------ Dataset extract

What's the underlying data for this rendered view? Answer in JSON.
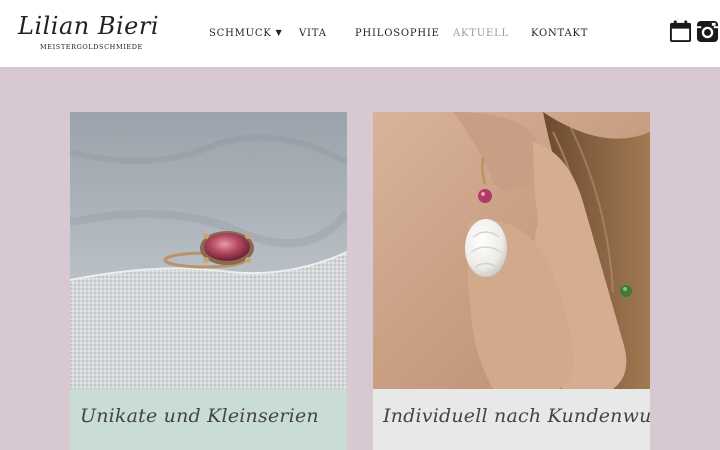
{
  "brand": {
    "name": "Lilian Bieri",
    "tagline": "MEISTERGOLDSCHMIEDE"
  },
  "nav": {
    "items": [
      {
        "label": "SCHMUCK",
        "has_dropdown": true,
        "active": false
      },
      {
        "label": "VITA",
        "has_dropdown": false,
        "active": false
      },
      {
        "label": "PHILOSOPHIE",
        "has_dropdown": false,
        "active": false
      },
      {
        "label": "AKTUELL",
        "has_dropdown": false,
        "active": true
      },
      {
        "label": "KONTAKT",
        "has_dropdown": false,
        "active": false
      }
    ]
  },
  "social": {
    "icons": [
      "calendar-icon",
      "instagram-icon"
    ]
  },
  "cards": [
    {
      "caption": "Unikate und Kleinserien",
      "image": "ring-photo",
      "caption_color": "#c9ddd6"
    },
    {
      "caption": "Individuell nach Kundenwunsch",
      "image": "earring-photo",
      "caption_color": "#e8e8e8"
    }
  ],
  "colors": {
    "page_background": "#d8c8d2",
    "header_background": "#ffffff",
    "nav_active": "#9a9a9a",
    "text": "#222222"
  }
}
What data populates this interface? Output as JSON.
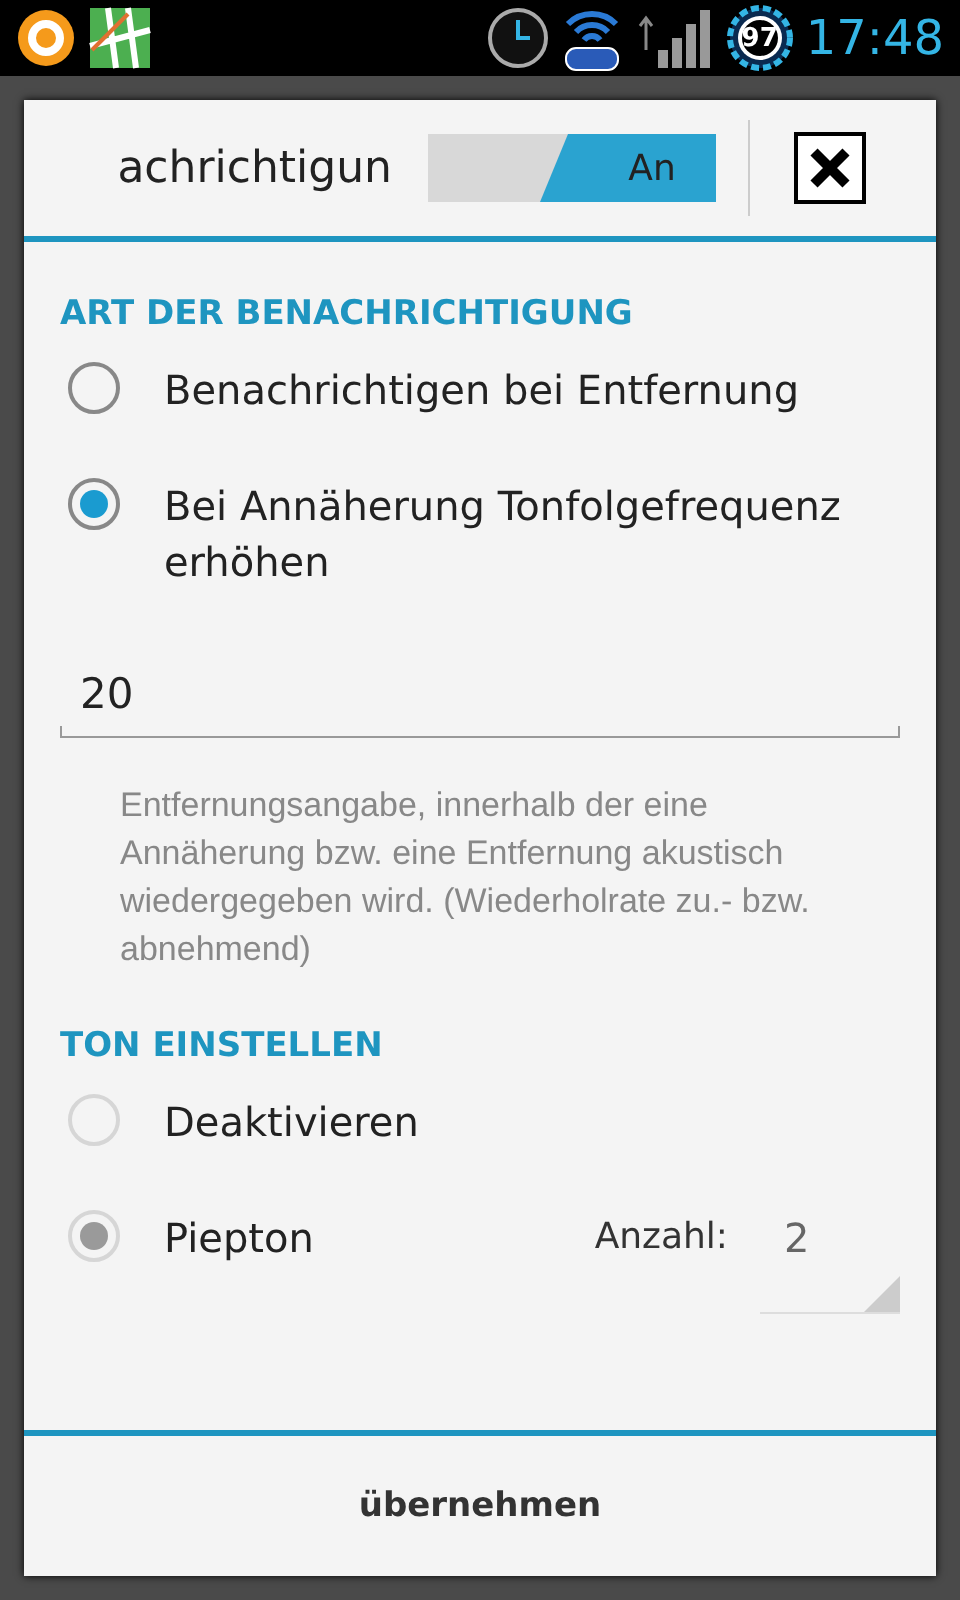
{
  "status_bar": {
    "battery_level": "97",
    "time": "17:48"
  },
  "dialog": {
    "title": "achrichtigun",
    "switch": {
      "label": "An",
      "on": true
    },
    "sections": [
      {
        "heading": "ART DER BENACHRICHTIGUNG",
        "items": [
          {
            "kind": "radio",
            "label": "Benachrichtigen bei Entfernung",
            "selected": false,
            "disabled": false
          },
          {
            "kind": "radio",
            "label": "Bei Annäherung Tonfolgefrequenz erhöhen",
            "selected": true,
            "disabled": false
          },
          {
            "kind": "field",
            "value": "20"
          },
          {
            "kind": "hint",
            "text": "Entfernungsangabe, innerhalb der eine Annäherung bzw. eine Entfernung akustisch wiedergegeben wird. (Wiederholrate zu.- bzw. abnehmend)"
          }
        ]
      },
      {
        "heading": "TON EINSTELLEN",
        "items": [
          {
            "kind": "radio",
            "label": "Deaktivieren",
            "selected": false,
            "disabled": true
          },
          {
            "kind": "radio",
            "label": "Piepton",
            "selected": true,
            "disabled": true,
            "count_label": "Anzahl:",
            "count_value": "2"
          }
        ]
      }
    ],
    "button": "übernehmen"
  }
}
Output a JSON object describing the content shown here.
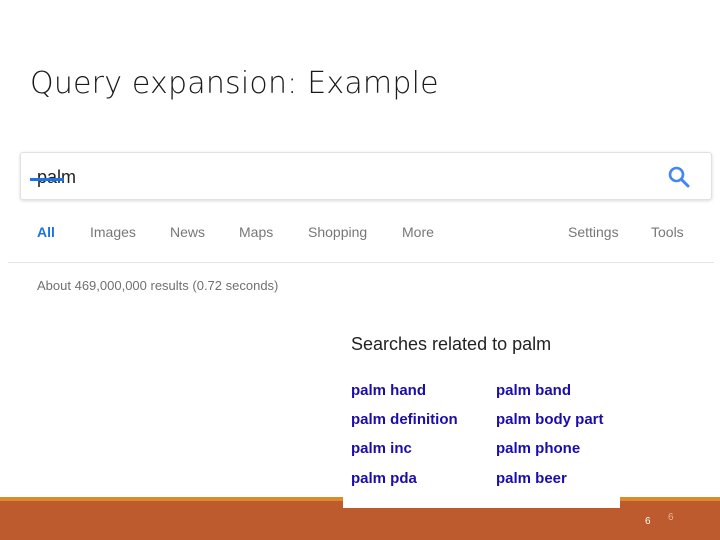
{
  "slide": {
    "title": "Query expansion: Example",
    "number": "6",
    "number_ghost": "6"
  },
  "search": {
    "query": "palm",
    "button_icon": "search-icon"
  },
  "tabs": [
    {
      "label": "All",
      "active": true
    },
    {
      "label": "Images"
    },
    {
      "label": "News"
    },
    {
      "label": "Maps"
    },
    {
      "label": "Shopping"
    },
    {
      "label": "More"
    },
    {
      "label": "Settings"
    },
    {
      "label": "Tools"
    }
  ],
  "results": {
    "stats": "About 469,000,000 results (0.72 seconds)"
  },
  "related": {
    "title": "Searches related to palm",
    "left": [
      "palm hand",
      "palm definition",
      "palm inc",
      "palm pda"
    ],
    "right": [
      "palm band",
      "palm body part",
      "palm phone",
      "palm beer"
    ]
  },
  "colors": {
    "accent": "#1a73e8",
    "link": "#1a0dab",
    "footer": "#bd5a2e",
    "footer_line": "#dd8a2a"
  }
}
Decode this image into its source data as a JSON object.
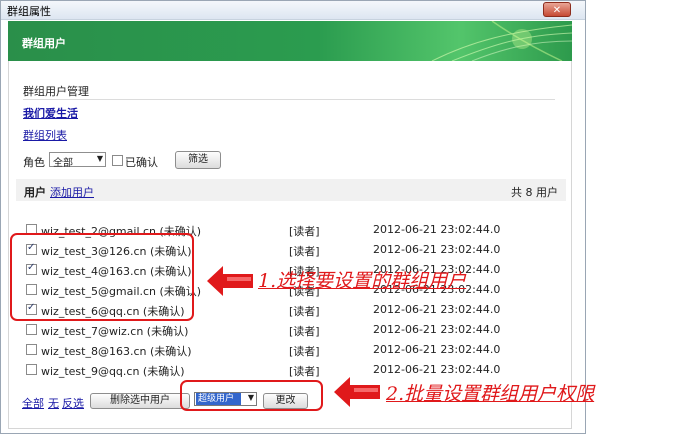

------------

▶ _Job_:
State how many lines in the entries above include the word "related"; reply with the number alone.

▶ _Exercise result_:
2